SHORT PROBLEM:
Only the number is wanted: how many lines of these entries contain the word "photo"?

LISTING:
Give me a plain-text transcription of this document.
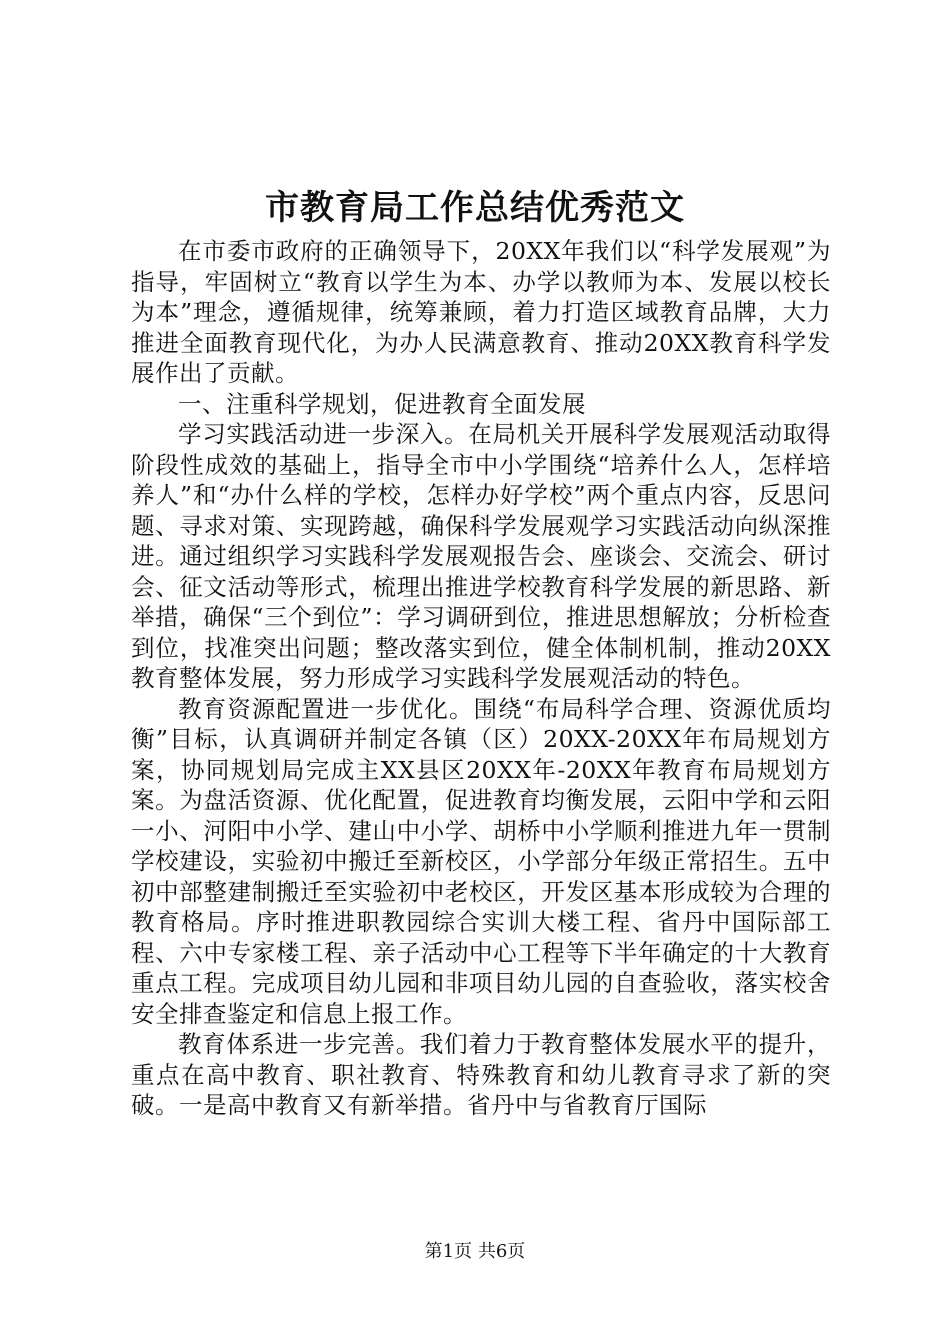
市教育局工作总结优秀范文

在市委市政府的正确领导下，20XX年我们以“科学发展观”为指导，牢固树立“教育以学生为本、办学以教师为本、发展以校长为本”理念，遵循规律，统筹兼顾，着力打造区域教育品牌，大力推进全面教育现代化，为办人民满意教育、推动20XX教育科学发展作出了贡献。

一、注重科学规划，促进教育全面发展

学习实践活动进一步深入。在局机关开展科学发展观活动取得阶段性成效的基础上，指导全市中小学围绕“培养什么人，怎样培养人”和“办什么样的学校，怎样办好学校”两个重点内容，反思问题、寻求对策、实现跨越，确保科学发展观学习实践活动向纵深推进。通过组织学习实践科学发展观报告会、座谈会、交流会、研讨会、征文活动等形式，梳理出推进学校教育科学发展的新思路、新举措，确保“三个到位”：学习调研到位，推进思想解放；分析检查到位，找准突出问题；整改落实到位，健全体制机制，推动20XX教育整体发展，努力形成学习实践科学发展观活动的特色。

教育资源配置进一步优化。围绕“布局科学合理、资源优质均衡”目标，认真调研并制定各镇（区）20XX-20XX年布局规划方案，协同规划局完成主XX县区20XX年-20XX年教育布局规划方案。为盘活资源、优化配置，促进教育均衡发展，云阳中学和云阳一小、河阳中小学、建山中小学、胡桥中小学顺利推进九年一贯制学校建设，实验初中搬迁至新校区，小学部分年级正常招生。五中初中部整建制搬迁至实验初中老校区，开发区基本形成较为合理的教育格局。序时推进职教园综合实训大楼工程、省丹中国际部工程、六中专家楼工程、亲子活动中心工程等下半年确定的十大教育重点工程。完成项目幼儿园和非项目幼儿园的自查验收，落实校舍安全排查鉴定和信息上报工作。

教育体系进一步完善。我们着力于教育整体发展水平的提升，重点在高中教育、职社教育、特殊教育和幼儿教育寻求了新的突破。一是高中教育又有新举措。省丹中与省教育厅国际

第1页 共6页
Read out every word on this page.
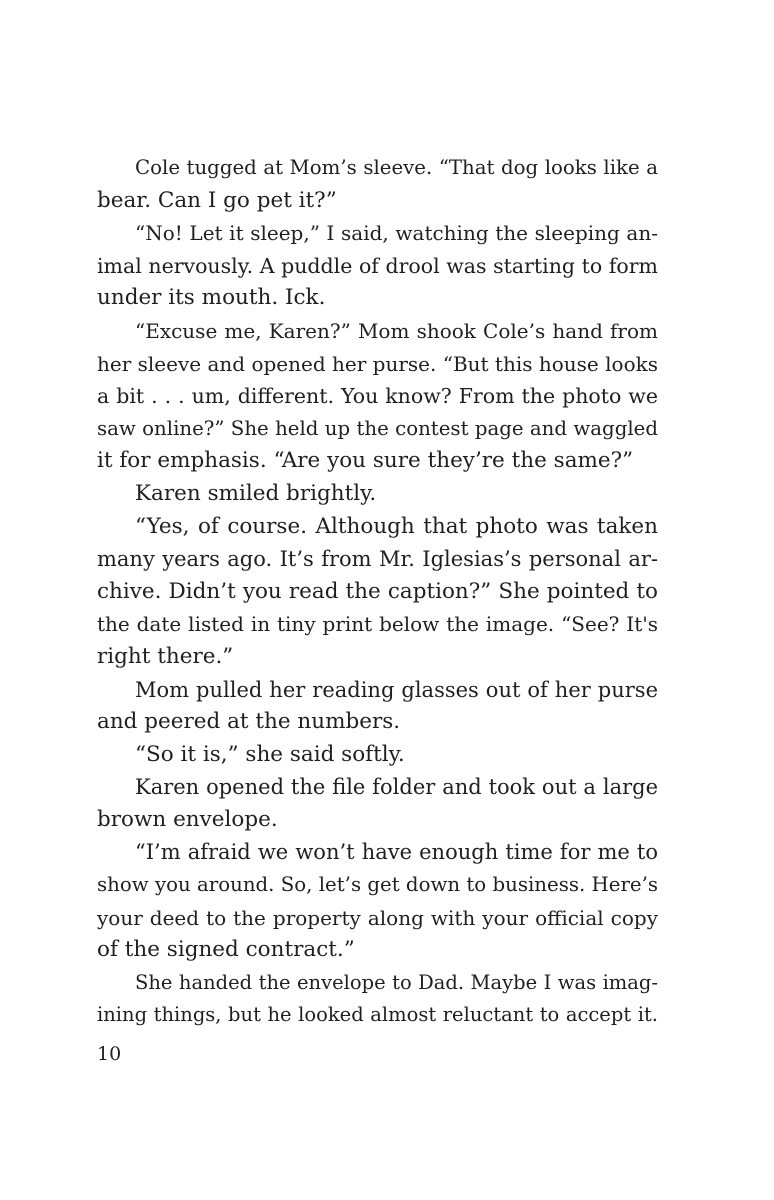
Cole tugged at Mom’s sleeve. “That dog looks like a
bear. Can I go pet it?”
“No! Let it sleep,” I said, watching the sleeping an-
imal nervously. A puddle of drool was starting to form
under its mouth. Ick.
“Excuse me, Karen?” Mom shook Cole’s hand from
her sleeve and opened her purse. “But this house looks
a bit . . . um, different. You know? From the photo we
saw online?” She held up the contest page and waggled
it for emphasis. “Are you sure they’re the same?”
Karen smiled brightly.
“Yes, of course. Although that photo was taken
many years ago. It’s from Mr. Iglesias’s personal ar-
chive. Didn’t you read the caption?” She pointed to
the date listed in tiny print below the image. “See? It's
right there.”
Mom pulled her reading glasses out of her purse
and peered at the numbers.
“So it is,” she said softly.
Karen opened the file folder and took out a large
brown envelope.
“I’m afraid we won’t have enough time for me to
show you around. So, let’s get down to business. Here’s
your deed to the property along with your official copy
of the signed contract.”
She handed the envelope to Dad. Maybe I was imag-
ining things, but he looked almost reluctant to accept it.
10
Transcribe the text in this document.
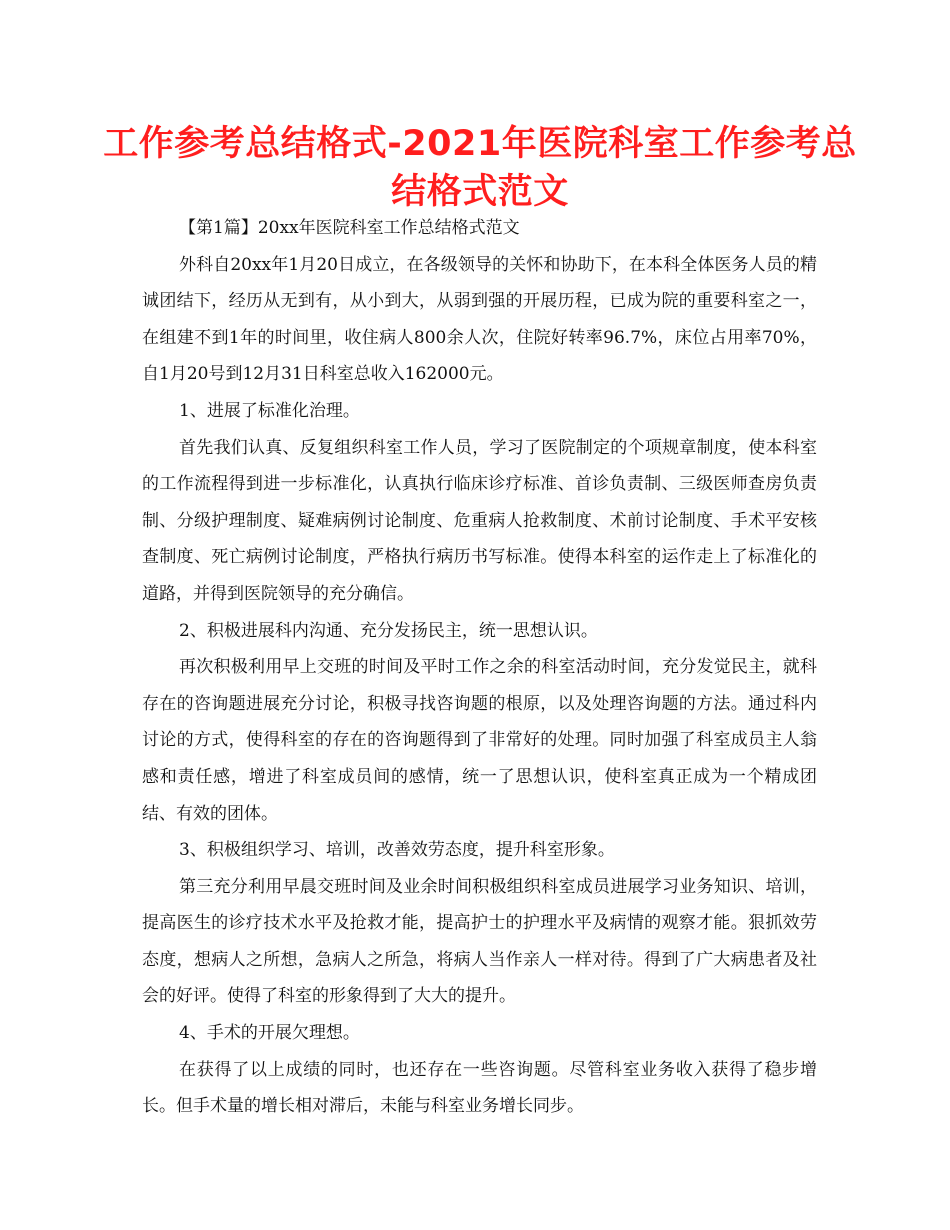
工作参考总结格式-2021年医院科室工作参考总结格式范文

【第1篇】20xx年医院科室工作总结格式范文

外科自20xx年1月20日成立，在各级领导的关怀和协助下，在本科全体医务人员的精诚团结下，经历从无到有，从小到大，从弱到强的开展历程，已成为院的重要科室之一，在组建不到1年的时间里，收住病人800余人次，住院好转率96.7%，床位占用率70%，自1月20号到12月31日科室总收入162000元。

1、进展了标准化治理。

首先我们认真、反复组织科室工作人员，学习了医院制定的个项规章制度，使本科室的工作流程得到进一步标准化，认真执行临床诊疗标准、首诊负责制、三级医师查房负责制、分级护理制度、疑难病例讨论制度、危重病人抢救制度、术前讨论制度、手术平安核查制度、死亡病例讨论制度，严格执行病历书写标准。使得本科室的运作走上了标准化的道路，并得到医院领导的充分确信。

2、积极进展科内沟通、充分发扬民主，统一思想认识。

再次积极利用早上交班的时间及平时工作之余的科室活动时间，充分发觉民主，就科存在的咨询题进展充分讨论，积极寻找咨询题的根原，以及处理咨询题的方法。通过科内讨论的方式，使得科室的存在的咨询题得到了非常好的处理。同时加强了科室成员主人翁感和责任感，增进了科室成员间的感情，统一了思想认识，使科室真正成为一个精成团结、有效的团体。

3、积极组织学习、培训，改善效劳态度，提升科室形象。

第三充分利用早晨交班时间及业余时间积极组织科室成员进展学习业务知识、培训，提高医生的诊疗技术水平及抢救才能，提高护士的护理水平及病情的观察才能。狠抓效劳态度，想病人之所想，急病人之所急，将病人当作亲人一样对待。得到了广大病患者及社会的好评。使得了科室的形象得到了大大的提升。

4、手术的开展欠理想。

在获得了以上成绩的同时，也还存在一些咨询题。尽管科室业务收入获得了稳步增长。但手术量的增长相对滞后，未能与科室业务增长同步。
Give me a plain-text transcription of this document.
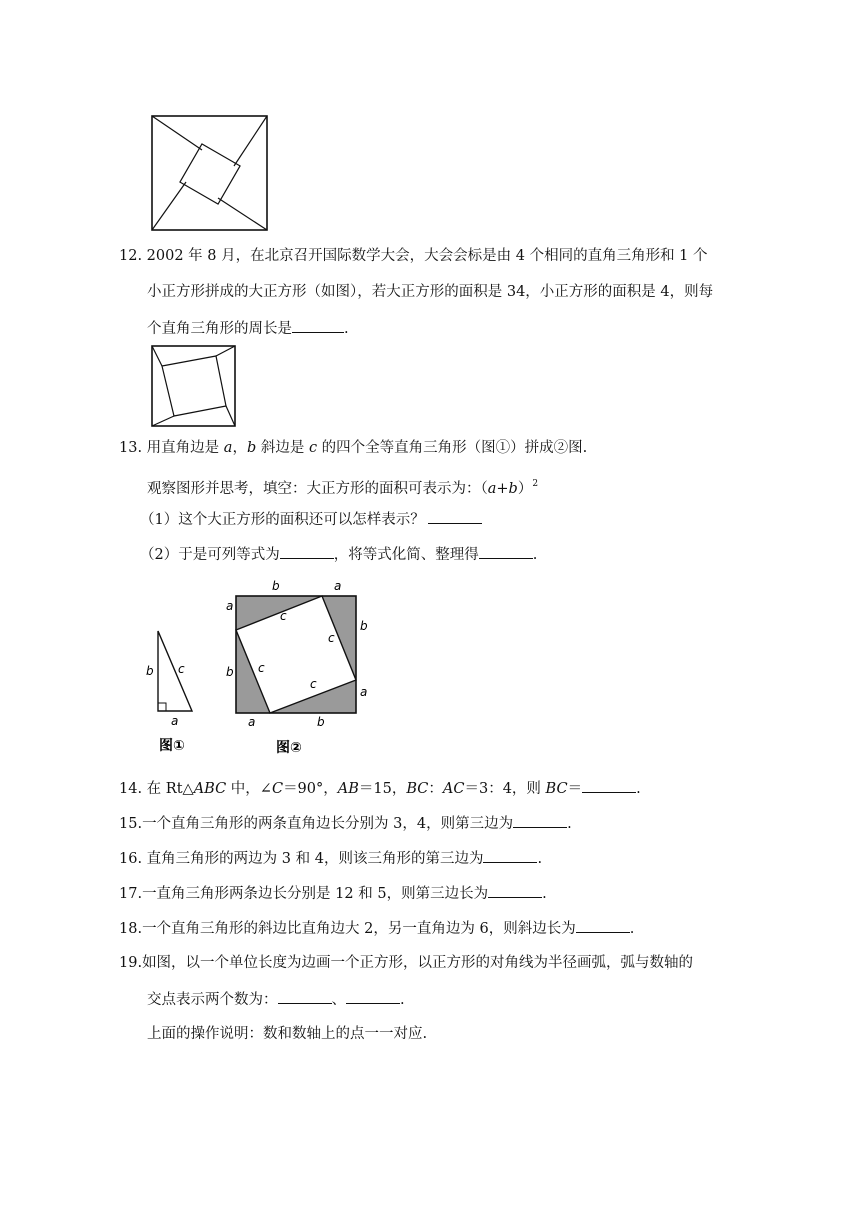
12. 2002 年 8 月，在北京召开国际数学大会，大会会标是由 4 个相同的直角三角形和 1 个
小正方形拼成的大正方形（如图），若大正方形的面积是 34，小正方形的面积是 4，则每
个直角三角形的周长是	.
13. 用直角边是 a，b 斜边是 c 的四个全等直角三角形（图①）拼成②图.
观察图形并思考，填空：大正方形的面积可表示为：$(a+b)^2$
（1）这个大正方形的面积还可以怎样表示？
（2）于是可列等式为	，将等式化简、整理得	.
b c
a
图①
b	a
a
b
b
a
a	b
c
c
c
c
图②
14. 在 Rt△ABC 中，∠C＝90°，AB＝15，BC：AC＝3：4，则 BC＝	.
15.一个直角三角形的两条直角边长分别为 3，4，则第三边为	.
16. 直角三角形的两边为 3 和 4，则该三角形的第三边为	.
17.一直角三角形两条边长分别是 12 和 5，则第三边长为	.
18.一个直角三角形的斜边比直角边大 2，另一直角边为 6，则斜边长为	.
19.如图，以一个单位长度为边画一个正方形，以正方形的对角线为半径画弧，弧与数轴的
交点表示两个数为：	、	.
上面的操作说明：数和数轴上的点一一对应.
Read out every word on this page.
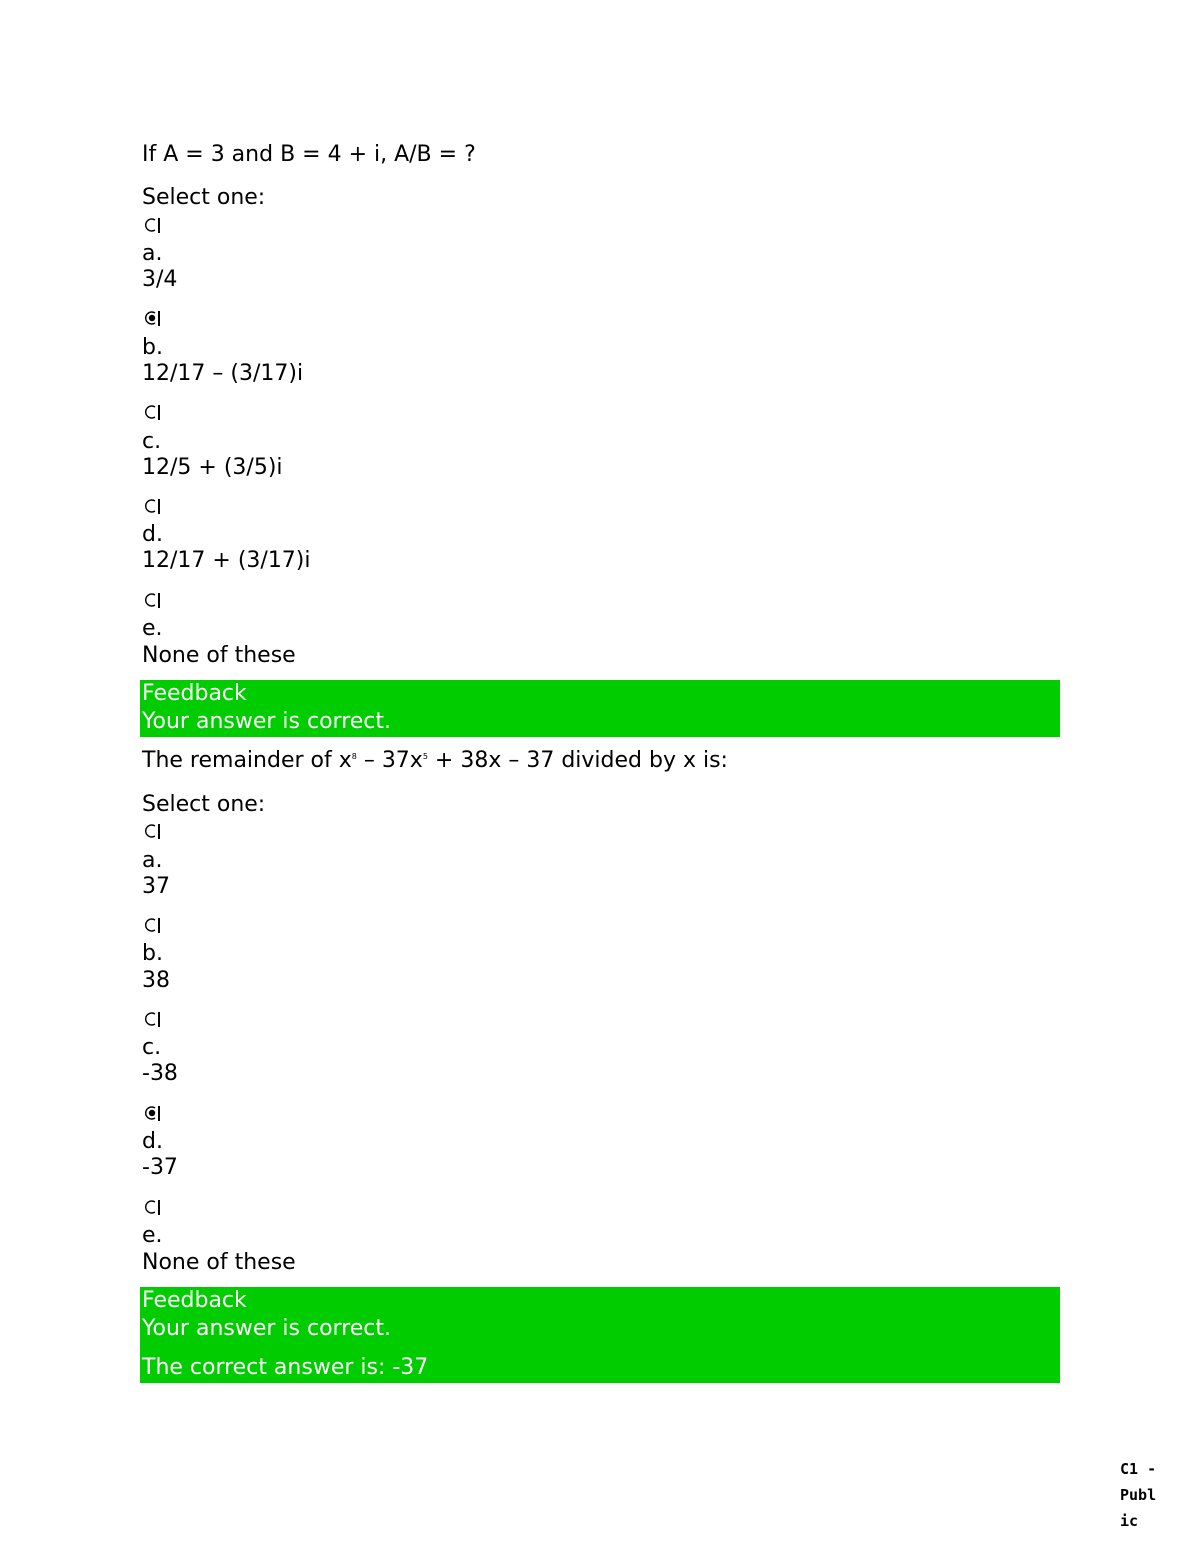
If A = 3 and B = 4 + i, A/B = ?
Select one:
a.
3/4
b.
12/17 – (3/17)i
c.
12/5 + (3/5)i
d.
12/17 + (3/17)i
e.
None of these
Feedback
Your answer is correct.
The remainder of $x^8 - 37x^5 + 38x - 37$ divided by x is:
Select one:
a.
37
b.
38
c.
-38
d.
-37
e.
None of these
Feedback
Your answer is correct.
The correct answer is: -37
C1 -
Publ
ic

ANSWER:
2